### TASK DIRECTIONS
Filter the entries, keeping every line with the word "тотем".
━━━━━ DATASET ENTRIES ━━━━━
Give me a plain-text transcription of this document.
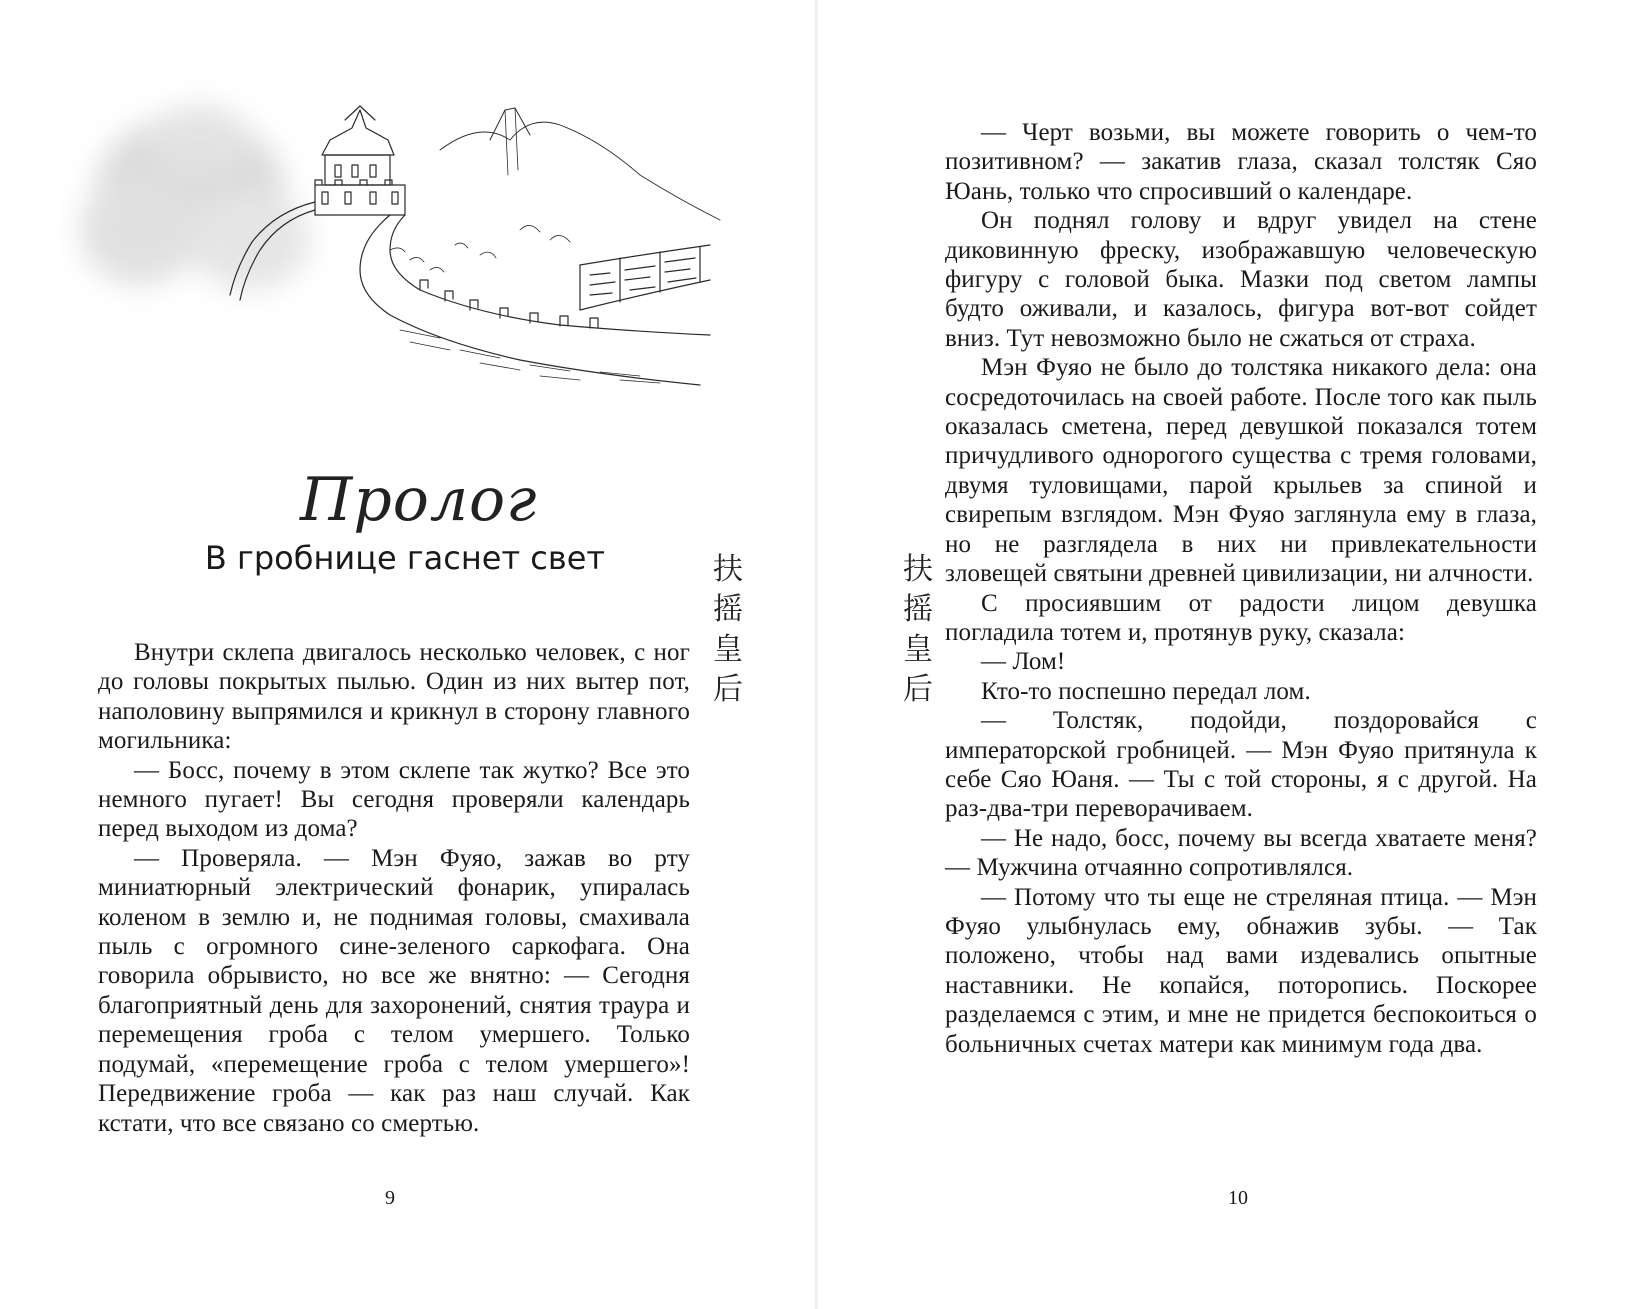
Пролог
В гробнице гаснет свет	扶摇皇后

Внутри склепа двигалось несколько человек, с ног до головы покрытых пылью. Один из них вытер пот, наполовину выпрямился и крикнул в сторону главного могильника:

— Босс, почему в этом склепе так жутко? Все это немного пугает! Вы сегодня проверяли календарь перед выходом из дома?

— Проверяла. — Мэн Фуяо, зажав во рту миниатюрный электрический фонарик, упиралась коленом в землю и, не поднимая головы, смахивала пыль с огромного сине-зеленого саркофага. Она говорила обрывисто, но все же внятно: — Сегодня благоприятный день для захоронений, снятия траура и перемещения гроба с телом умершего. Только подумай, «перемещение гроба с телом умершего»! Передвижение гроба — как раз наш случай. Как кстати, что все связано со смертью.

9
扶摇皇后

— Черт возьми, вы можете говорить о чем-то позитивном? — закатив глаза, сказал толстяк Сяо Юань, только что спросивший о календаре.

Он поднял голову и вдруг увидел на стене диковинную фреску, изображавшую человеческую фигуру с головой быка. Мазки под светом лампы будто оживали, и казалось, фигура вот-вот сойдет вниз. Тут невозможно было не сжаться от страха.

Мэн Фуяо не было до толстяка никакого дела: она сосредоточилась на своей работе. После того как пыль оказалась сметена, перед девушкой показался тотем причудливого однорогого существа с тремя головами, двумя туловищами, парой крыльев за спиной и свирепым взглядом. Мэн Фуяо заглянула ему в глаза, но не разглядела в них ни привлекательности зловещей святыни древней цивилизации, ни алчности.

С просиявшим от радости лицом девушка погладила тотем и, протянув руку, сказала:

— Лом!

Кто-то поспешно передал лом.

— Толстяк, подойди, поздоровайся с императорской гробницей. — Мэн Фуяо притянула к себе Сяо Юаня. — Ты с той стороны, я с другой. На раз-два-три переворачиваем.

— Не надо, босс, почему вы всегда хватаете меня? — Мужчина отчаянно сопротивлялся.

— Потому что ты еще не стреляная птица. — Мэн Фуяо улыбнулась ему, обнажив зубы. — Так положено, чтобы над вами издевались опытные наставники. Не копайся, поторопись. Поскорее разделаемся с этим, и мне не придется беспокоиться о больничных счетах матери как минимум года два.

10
━━━━━
### RESULT OF THIS TASK
Мэн Фуяо не было до толстяка никакого дела: она сосредоточилась на своей работе. После того как пыль оказалась сметена, перед девушкой показался тотем причудливого однорогого существа с тремя головами, двумя туловищами, парой крыльев за спиной и свирепым взглядом. Мэн Фуяо заглянула ему в глаза, но не разглядела в них ни привлекательности зловещей святыни древней цивилизации, ни алчности.
С просиявшим от радости лицом девушка погладила тотем и, протянув руку, сказала:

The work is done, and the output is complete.